## Direction
Lift out each line of the data that holds "this".

## Data records
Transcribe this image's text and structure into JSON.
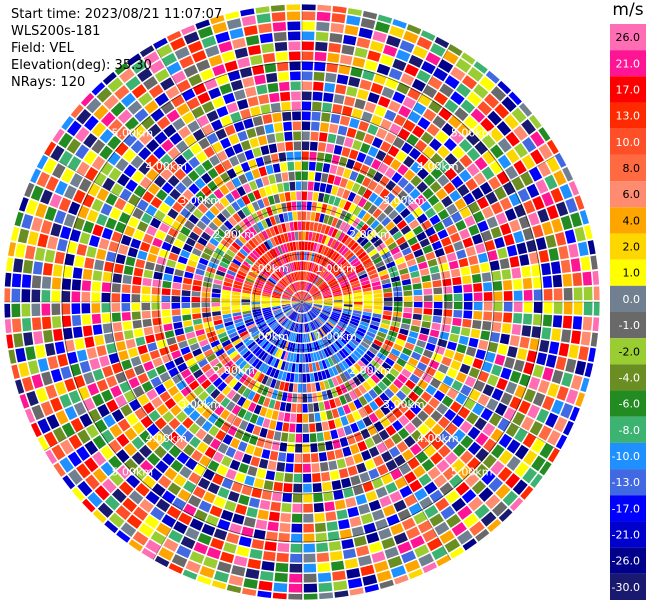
{
  "info": {
    "start_time": "Start time: 2023/08/21 11:07:07",
    "instrument": "WLS200s-181",
    "field": "Field: VEL",
    "elevation": "Elevation(deg): 35.30",
    "nrays": "NRays: 120"
  },
  "colorbar": {
    "unit": "m/s",
    "labels": [
      "26.0",
      "21.0",
      "17.0",
      "13.0",
      "10.0",
      "8.0",
      "6.0",
      "4.0",
      "2.0",
      "1.0",
      "0.0",
      "-1.0",
      "-2.0",
      "-4.0",
      "-6.0",
      "-8.0",
      "-10.0",
      "-13.0",
      "-17.0",
      "-21.0",
      "-26.0",
      "-30.0"
    ],
    "colors": [
      "#ff6eb4",
      "#ff1493",
      "#ff0000",
      "#ff2a00",
      "#ff4f28",
      "#ff6a40",
      "#ff8b70",
      "#ffa500",
      "#ffd700",
      "#ffff00",
      "#708090",
      "#696969",
      "#9acd32",
      "#6b8e23",
      "#228b22",
      "#3cb371",
      "#1e90ff",
      "#4169e1",
      "#0000ff",
      "#0000cd",
      "#00008b",
      "#191970"
    ]
  },
  "chart_data": {
    "type": "ppi",
    "field": "VEL",
    "units": "m/s",
    "nrays": 120,
    "range_rings_km": [
      1,
      2,
      3,
      4,
      5
    ],
    "ring_labels": [
      "1.00km",
      "2.00km",
      "3.00km",
      "4.00km",
      "5.00km"
    ],
    "max_range_km": 6.2,
    "value_range": [
      -30,
      26
    ],
    "patterns": {
      "north_sector_velocity": "positive 10-26 m/s",
      "south_sector_velocity": "negative -13 to -30 m/s"
    }
  }
}
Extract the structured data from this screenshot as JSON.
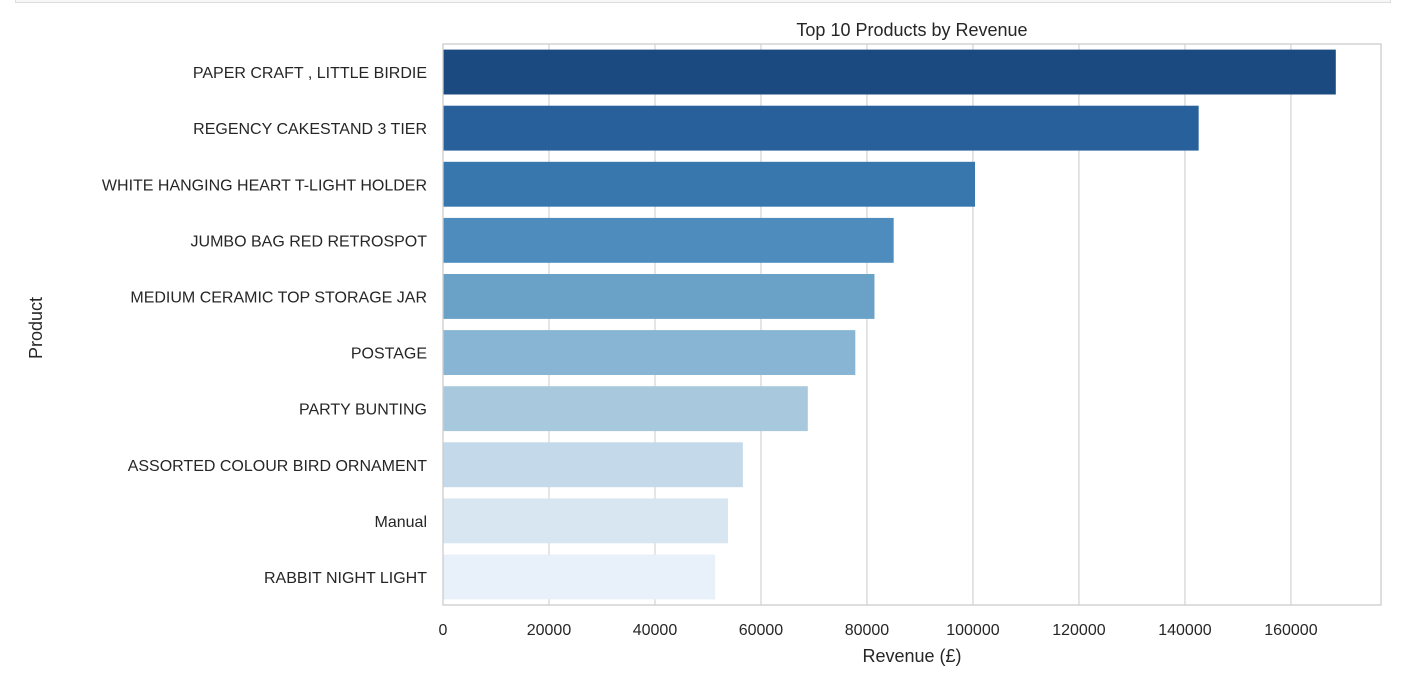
{
  "chart_data": {
    "type": "bar",
    "orientation": "horizontal",
    "title": "Top 10 Products by Revenue",
    "xlabel": "Revenue (£)",
    "ylabel": "Product",
    "xlim": [
      0,
      177000
    ],
    "grid": "vertical",
    "x_ticks": [
      "0",
      "20000",
      "40000",
      "60000",
      "80000",
      "100000",
      "120000",
      "140000",
      "160000"
    ],
    "x_tick_values": [
      0,
      20000,
      40000,
      60000,
      80000,
      100000,
      120000,
      140000,
      160000
    ],
    "categories": [
      "PAPER CRAFT , LITTLE BIRDIE",
      "REGENCY CAKESTAND 3 TIER",
      "WHITE HANGING HEART T-LIGHT HOLDER",
      "JUMBO BAG RED RETROSPOT",
      "MEDIUM CERAMIC TOP STORAGE JAR",
      "POSTAGE",
      "PARTY BUNTING",
      "ASSORTED COLOUR BIRD ORNAMENT",
      "Manual",
      "RABBIT NIGHT LIGHT"
    ],
    "values": [
      168470,
      142590,
      100390,
      85040,
      81420,
      77800,
      68840,
      56580,
      53780,
      51350
    ],
    "colors": [
      "#1b4a80",
      "#27609a",
      "#3777ad",
      "#4d8cbd",
      "#69a1c7",
      "#87b5d3",
      "#a8c9dd",
      "#c4d9ea",
      "#d8e6f2",
      "#e8f1f9"
    ]
  }
}
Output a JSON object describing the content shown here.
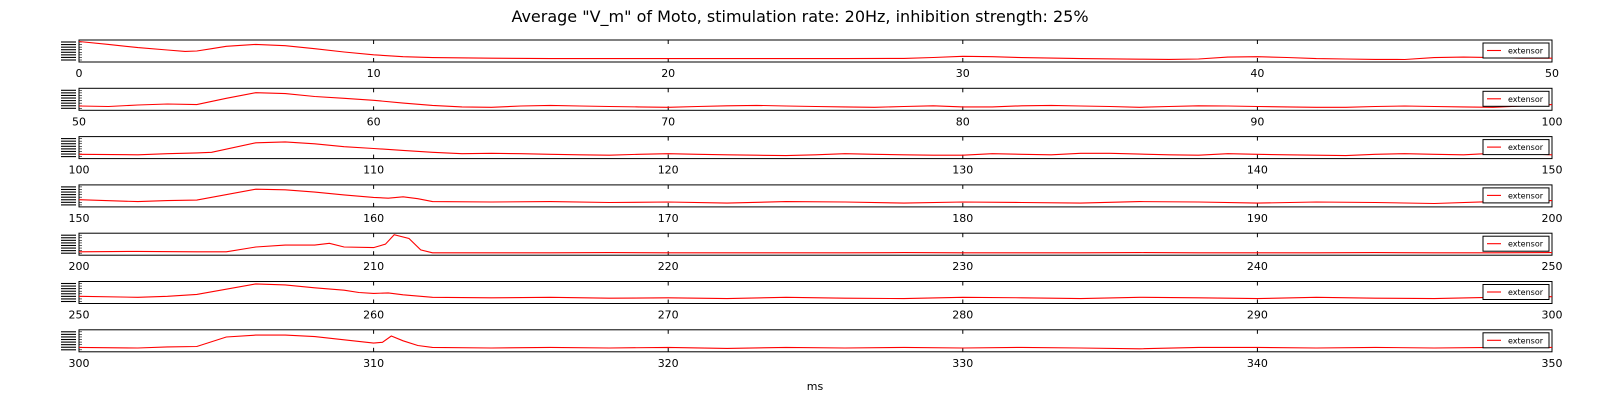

## Full solution
Transcribe this image's text and structure into JSON.
Extract the structured data from this screenshot as JSON.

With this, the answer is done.